GOAL
Give the number of lines that include the word "name", and nothing else.

SUPPLIED MATERIAL
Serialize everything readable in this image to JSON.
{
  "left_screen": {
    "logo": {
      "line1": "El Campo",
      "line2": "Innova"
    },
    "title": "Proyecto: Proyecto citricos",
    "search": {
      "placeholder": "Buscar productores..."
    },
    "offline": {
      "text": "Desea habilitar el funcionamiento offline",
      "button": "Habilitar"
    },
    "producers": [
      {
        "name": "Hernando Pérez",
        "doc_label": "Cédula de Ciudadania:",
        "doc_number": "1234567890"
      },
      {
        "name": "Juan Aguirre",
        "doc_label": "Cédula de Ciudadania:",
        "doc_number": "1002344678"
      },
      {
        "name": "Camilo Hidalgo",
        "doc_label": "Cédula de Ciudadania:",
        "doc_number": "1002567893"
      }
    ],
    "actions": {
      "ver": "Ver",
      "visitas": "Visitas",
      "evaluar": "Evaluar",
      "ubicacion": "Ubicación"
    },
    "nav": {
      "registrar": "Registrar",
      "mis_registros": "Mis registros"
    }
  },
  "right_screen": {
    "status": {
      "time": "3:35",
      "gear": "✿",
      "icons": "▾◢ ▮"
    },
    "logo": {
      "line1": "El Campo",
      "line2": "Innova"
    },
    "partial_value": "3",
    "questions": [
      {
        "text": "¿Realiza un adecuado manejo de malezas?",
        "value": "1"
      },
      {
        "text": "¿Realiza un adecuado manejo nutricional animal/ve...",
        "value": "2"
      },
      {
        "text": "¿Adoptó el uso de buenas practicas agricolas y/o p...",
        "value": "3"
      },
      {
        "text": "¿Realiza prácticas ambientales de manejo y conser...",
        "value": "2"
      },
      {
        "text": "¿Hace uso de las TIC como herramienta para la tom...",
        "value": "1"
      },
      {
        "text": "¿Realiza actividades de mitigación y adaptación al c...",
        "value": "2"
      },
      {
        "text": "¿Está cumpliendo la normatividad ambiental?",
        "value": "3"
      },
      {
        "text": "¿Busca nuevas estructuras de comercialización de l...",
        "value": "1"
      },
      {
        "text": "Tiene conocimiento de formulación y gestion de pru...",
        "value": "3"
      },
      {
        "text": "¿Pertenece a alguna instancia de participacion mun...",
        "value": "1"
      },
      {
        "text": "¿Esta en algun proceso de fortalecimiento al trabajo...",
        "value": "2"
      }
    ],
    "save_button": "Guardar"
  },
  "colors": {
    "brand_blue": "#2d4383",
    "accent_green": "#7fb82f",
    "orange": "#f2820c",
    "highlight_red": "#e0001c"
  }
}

SOLUTION BELOW
3